Instructions for the task.
Your task is to give the listing below back word for word, pictures excluded.

Material for the task.
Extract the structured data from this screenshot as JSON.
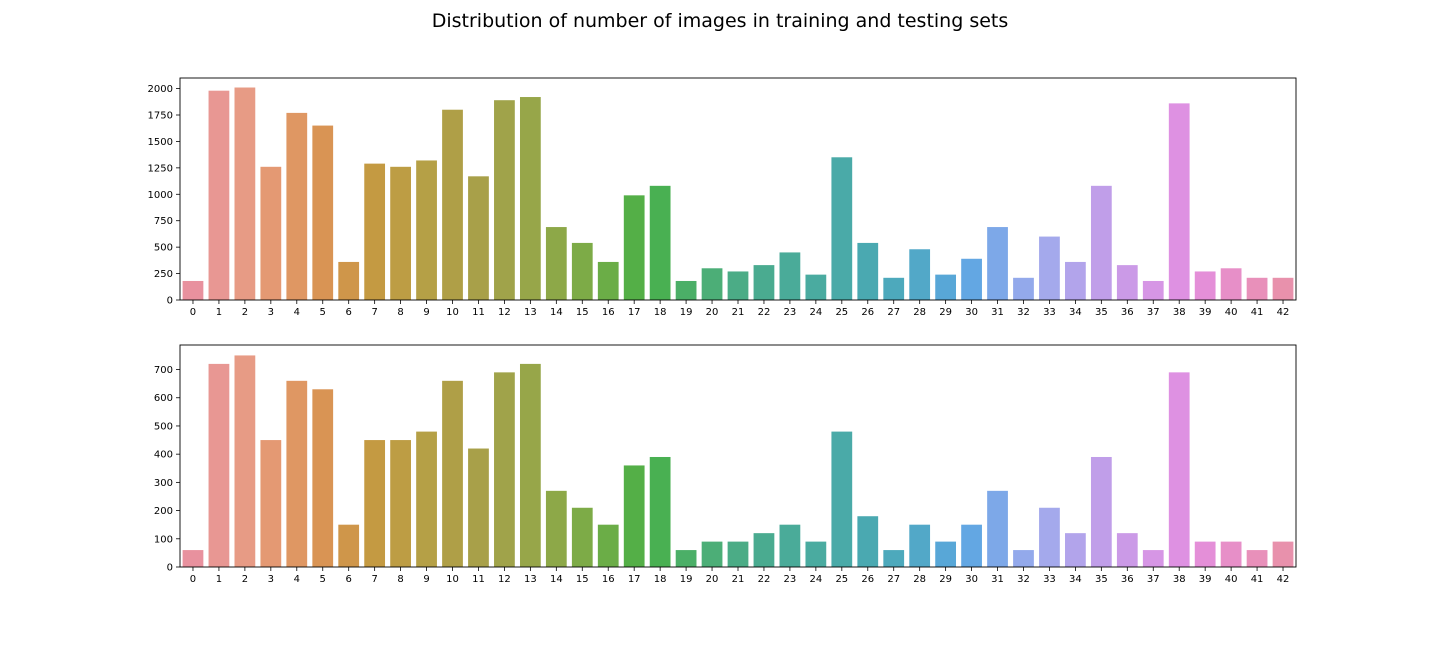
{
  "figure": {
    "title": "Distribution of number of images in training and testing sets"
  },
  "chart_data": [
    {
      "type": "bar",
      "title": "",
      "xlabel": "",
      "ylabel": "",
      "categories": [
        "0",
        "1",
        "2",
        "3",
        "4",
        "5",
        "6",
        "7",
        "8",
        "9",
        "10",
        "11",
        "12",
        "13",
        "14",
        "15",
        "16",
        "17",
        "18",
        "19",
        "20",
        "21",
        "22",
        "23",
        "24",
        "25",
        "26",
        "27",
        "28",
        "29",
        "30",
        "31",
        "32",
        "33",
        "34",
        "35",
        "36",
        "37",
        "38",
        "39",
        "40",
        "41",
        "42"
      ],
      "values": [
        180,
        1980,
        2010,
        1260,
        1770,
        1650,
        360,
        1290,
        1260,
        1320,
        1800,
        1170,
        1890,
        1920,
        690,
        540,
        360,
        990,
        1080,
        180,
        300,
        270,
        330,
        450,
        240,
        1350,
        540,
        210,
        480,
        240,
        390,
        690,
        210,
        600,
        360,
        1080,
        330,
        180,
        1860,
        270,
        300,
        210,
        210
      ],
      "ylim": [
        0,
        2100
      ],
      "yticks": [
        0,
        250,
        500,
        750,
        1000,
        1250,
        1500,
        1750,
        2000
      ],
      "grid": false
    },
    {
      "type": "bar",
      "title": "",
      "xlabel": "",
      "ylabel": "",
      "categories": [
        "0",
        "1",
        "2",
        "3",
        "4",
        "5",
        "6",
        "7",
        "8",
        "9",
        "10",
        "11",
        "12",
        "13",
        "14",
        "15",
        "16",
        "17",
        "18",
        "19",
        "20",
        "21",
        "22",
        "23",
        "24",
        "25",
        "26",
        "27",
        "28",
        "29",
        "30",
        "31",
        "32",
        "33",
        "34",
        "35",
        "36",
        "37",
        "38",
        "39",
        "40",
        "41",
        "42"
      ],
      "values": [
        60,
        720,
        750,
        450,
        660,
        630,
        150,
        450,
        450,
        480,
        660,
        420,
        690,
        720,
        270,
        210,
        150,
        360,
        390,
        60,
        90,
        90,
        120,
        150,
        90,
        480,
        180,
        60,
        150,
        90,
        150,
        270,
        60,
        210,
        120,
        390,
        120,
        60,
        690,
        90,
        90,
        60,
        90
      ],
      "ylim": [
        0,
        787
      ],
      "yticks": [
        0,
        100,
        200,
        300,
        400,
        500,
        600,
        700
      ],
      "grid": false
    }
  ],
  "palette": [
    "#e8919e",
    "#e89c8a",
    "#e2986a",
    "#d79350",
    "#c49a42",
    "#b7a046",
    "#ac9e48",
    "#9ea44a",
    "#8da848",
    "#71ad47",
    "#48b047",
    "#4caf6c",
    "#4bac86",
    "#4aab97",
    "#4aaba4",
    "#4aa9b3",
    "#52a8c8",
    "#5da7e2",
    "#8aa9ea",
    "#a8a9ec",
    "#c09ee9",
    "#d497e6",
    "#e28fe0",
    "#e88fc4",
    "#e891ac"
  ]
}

Written answer.
Extract the structured data from this screenshot as JSON.
{
  "figure": {
    "title": "Distribution of number of images in training and testing sets"
  },
  "chart_data": [
    {
      "type": "bar",
      "title": "",
      "xlabel": "",
      "ylabel": "",
      "categories": [
        "0",
        "1",
        "2",
        "3",
        "4",
        "5",
        "6",
        "7",
        "8",
        "9",
        "10",
        "11",
        "12",
        "13",
        "14",
        "15",
        "16",
        "17",
        "18",
        "19",
        "20",
        "21",
        "22",
        "23",
        "24",
        "25",
        "26",
        "27",
        "28",
        "29",
        "30",
        "31",
        "32",
        "33",
        "34",
        "35",
        "36",
        "37",
        "38",
        "39",
        "40",
        "41",
        "42"
      ],
      "values": [
        180,
        1980,
        2010,
        1260,
        1770,
        1650,
        360,
        1290,
        1260,
        1320,
        1800,
        1170,
        1890,
        1920,
        690,
        540,
        360,
        990,
        1080,
        180,
        300,
        270,
        330,
        450,
        240,
        1350,
        540,
        210,
        480,
        240,
        390,
        690,
        210,
        600,
        360,
        1080,
        330,
        180,
        1860,
        270,
        300,
        210,
        210
      ],
      "ylim": [
        0,
        2100
      ],
      "yticks": [
        0,
        250,
        500,
        750,
        1000,
        1250,
        1500,
        1750,
        2000
      ],
      "grid": false
    },
    {
      "type": "bar",
      "title": "",
      "xlabel": "",
      "ylabel": "",
      "categories": [
        "0",
        "1",
        "2",
        "3",
        "4",
        "5",
        "6",
        "7",
        "8",
        "9",
        "10",
        "11",
        "12",
        "13",
        "14",
        "15",
        "16",
        "17",
        "18",
        "19",
        "20",
        "21",
        "22",
        "23",
        "24",
        "25",
        "26",
        "27",
        "28",
        "29",
        "30",
        "31",
        "32",
        "33",
        "34",
        "35",
        "36",
        "37",
        "38",
        "39",
        "40",
        "41",
        "42"
      ],
      "values": [
        60,
        720,
        750,
        450,
        660,
        630,
        150,
        450,
        450,
        480,
        660,
        420,
        690,
        720,
        270,
        210,
        150,
        360,
        390,
        60,
        90,
        90,
        120,
        150,
        90,
        480,
        180,
        60,
        150,
        90,
        150,
        270,
        60,
        210,
        120,
        390,
        120,
        60,
        690,
        90,
        90,
        60,
        90
      ],
      "ylim": [
        0,
        787
      ],
      "yticks": [
        0,
        100,
        200,
        300,
        400,
        500,
        600,
        700
      ],
      "grid": false
    }
  ],
  "palette": [
    "#e8919e",
    "#e89c8a",
    "#e2986a",
    "#d79350",
    "#c49a42",
    "#b7a046",
    "#ac9e48",
    "#9ea44a",
    "#8da848",
    "#71ad47",
    "#48b047",
    "#4caf6c",
    "#4bac86",
    "#4aab97",
    "#4aaba4",
    "#4aa9b3",
    "#52a8c8",
    "#5da7e2",
    "#8aa9ea",
    "#a8a9ec",
    "#c09ee9",
    "#d497e6",
    "#e28fe0",
    "#e88fc4",
    "#e891ac"
  ]
}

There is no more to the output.